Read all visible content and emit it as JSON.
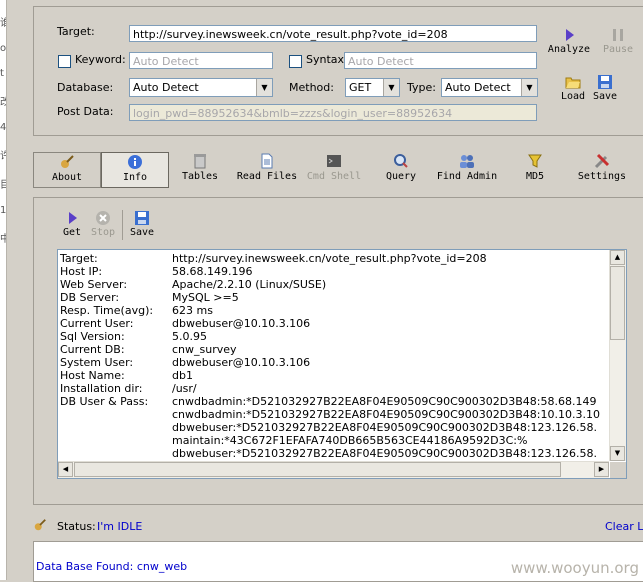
{
  "left_strip": [
    "谁",
    "o",
    "t",
    "改",
    "4",
    "许",
    "目",
    "1",
    "中"
  ],
  "form": {
    "target_label": "Target:",
    "target_value": "http://survey.inewsweek.cn/vote_result.php?vote_id=208",
    "keyword_label": "Keyword:",
    "keyword_placeholder": "Auto Detect",
    "syntax_label": "Syntax:",
    "syntax_placeholder": "Auto Detect",
    "database_label": "Database:",
    "database_value": "Auto Detect",
    "method_label": "Method:",
    "method_value": "GET",
    "type_label": "Type:",
    "type_value": "Auto Detect",
    "postdata_label": "Post Data:",
    "postdata_value": "login_pwd=88952634&bmlb=zzzs&login_user=88952634"
  },
  "side_buttons": {
    "analyze": "Analyze",
    "pause": "Pause",
    "load": "Load",
    "save": "Save"
  },
  "tabs": [
    {
      "label": "About",
      "icon": "about-icon"
    },
    {
      "label": "Info",
      "icon": "info-icon"
    },
    {
      "label": "Tables",
      "icon": "tables-icon"
    },
    {
      "label": "Read Files",
      "icon": "read-files-icon"
    },
    {
      "label": "Cmd Shell",
      "icon": "cmd-shell-icon"
    },
    {
      "label": "Query",
      "icon": "query-icon"
    },
    {
      "label": "Find Admin",
      "icon": "find-admin-icon"
    },
    {
      "label": "MD5",
      "icon": "md5-icon"
    },
    {
      "label": "Settings",
      "icon": "settings-icon"
    }
  ],
  "content_toolbar": {
    "get": "Get",
    "stop": "Stop",
    "save": "Save"
  },
  "info_rows": [
    {
      "k": "Target:",
      "v": "http://survey.inewsweek.cn/vote_result.php?vote_id=208"
    },
    {
      "k": "Host IP:",
      "v": "58.68.149.196"
    },
    {
      "k": "Web Server:",
      "v": "Apache/2.2.10 (Linux/SUSE)"
    },
    {
      "k": "DB Server:",
      "v": "MySQL >=5"
    },
    {
      "k": "Resp. Time(avg):",
      "v": "623 ms"
    },
    {
      "k": "Current User:",
      "v": "dbwebuser@10.10.3.106"
    },
    {
      "k": "Sql Version:",
      "v": "5.0.95"
    },
    {
      "k": "Current DB:",
      "v": "cnw_survey"
    },
    {
      "k": "System User:",
      "v": "dbwebuser@10.10.3.106"
    },
    {
      "k": "Host Name:",
      "v": "db1"
    },
    {
      "k": "Installation dir:",
      "v": "/usr/"
    },
    {
      "k": "DB User & Pass:",
      "v": "cnwdbadmin:*D521032927B22EA8F04E90509C90C900302D3B48:58.68.149"
    },
    {
      "k": "",
      "v": "cnwdbadmin:*D521032927B22EA8F04E90509C90C900302D3B48:10.10.3.10"
    },
    {
      "k": "",
      "v": "dbwebuser:*D521032927B22EA8F04E90509C90C900302D3B48:123.126.58."
    },
    {
      "k": "",
      "v": "maintain:*43C672F1EFAFA740DB665B563CE44186A9592D3C:%"
    },
    {
      "k": "",
      "v": "dbwebuser:*D521032927B22EA8F04E90509C90C900302D3B48:123.126.58."
    }
  ],
  "status": {
    "label": "Status:",
    "value": "I'm IDLE",
    "clear_link": "Clear Lo"
  },
  "log": {
    "line1": "Data Base Found: cnw_web"
  },
  "watermark": "www.wooyun.org"
}
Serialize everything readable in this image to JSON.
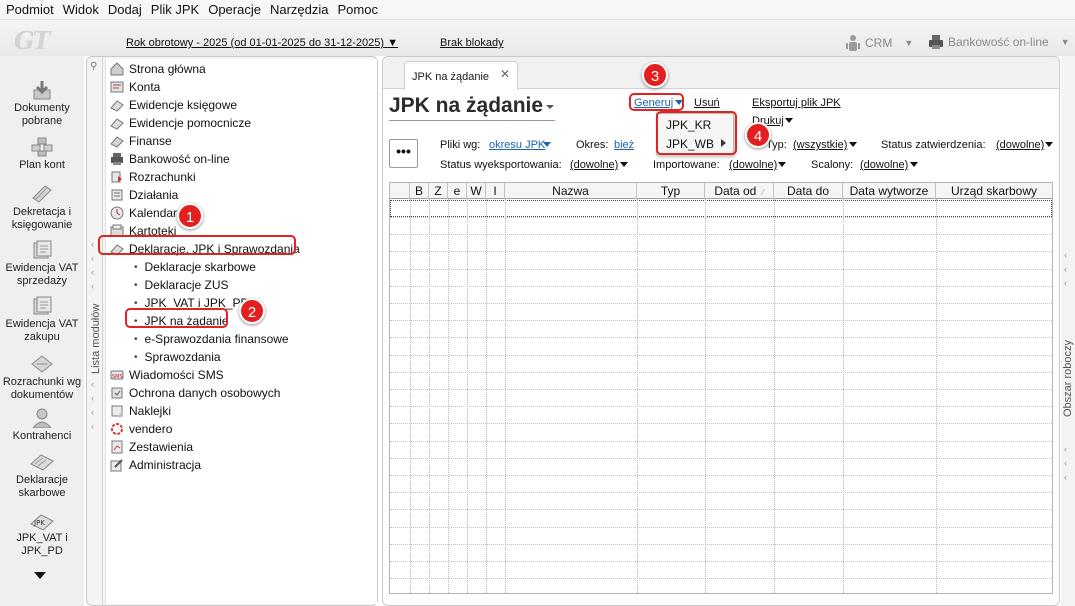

◇ ◇ ◇ ◇ ◇ ◇ ◇

### Task objective
Return all of the entries exactly as written, but drop any pictures they hold.

### Written solution
Read all visible content and emit it as JSON.
{
  "left_strip": [
    "谁",
    "o",
    "t",
    "改",
    "4",
    "许",
    "目",
    "1",
    "中"
  ],
  "form": {
    "target_label": "Target:",
    "target_value": "http://survey.inewsweek.cn/vote_result.php?vote_id=208",
    "keyword_label": "Keyword:",
    "keyword_placeholder": "Auto Detect",
    "syntax_label": "Syntax:",
    "syntax_placeholder": "Auto Detect",
    "database_label": "Database:",
    "database_value": "Auto Detect",
    "method_label": "Method:",
    "method_value": "GET",
    "type_label": "Type:",
    "type_value": "Auto Detect",
    "postdata_label": "Post Data:",
    "postdata_value": "login_pwd=88952634&bmlb=zzzs&login_user=88952634"
  },
  "side_buttons": {
    "analyze": "Analyze",
    "pause": "Pause",
    "load": "Load",
    "save": "Save"
  },
  "tabs": [
    {
      "label": "About",
      "icon": "about-icon"
    },
    {
      "label": "Info",
      "icon": "info-icon"
    },
    {
      "label": "Tables",
      "icon": "tables-icon"
    },
    {
      "label": "Read Files",
      "icon": "read-files-icon"
    },
    {
      "label": "Cmd Shell",
      "icon": "cmd-shell-icon"
    },
    {
      "label": "Query",
      "icon": "query-icon"
    },
    {
      "label": "Find Admin",
      "icon": "find-admin-icon"
    },
    {
      "label": "MD5",
      "icon": "md5-icon"
    },
    {
      "label": "Settings",
      "icon": "settings-icon"
    }
  ],
  "content_toolbar": {
    "get": "Get",
    "stop": "Stop",
    "save": "Save"
  },
  "info_rows": [
    {
      "k": "Target:",
      "v": "http://survey.inewsweek.cn/vote_result.php?vote_id=208"
    },
    {
      "k": "Host IP:",
      "v": "58.68.149.196"
    },
    {
      "k": "Web Server:",
      "v": "Apache/2.2.10 (Linux/SUSE)"
    },
    {
      "k": "DB Server:",
      "v": "MySQL >=5"
    },
    {
      "k": "Resp. Time(avg):",
      "v": "623 ms"
    },
    {
      "k": "Current User:",
      "v": "dbwebuser@10.10.3.106"
    },
    {
      "k": "Sql Version:",
      "v": "5.0.95"
    },
    {
      "k": "Current DB:",
      "v": "cnw_survey"
    },
    {
      "k": "System User:",
      "v": "dbwebuser@10.10.3.106"
    },
    {
      "k": "Host Name:",
      "v": "db1"
    },
    {
      "k": "Installation dir:",
      "v": "/usr/"
    },
    {
      "k": "DB User & Pass:",
      "v": "cnwdbadmin:*D521032927B22EA8F04E90509C90C900302D3B48:58.68.149"
    },
    {
      "k": "",
      "v": "cnwdbadmin:*D521032927B22EA8F04E90509C90C900302D3B48:10.10.3.10"
    },
    {
      "k": "",
      "v": "dbwebuser:*D521032927B22EA8F04E90509C90C900302D3B48:123.126.58."
    },
    {
      "k": "",
      "v": "maintain:*43C672F1EFAFA740DB665B563CE44186A9592D3C:%"
    },
    {
      "k": "",
      "v": "dbwebuser:*D521032927B22EA8F04E90509C90C900302D3B48:123.126.58."
    }
  ],
  "status": {
    "label": "Status:",
    "value": "I'm IDLE",
    "clear_link": "Clear Lo"
  },
  "log": {
    "line1": "Data Base Found: cnw_web"
  },
  "watermark": "www.wooyun.org"
}
Serialize everything readable in this image to JSON.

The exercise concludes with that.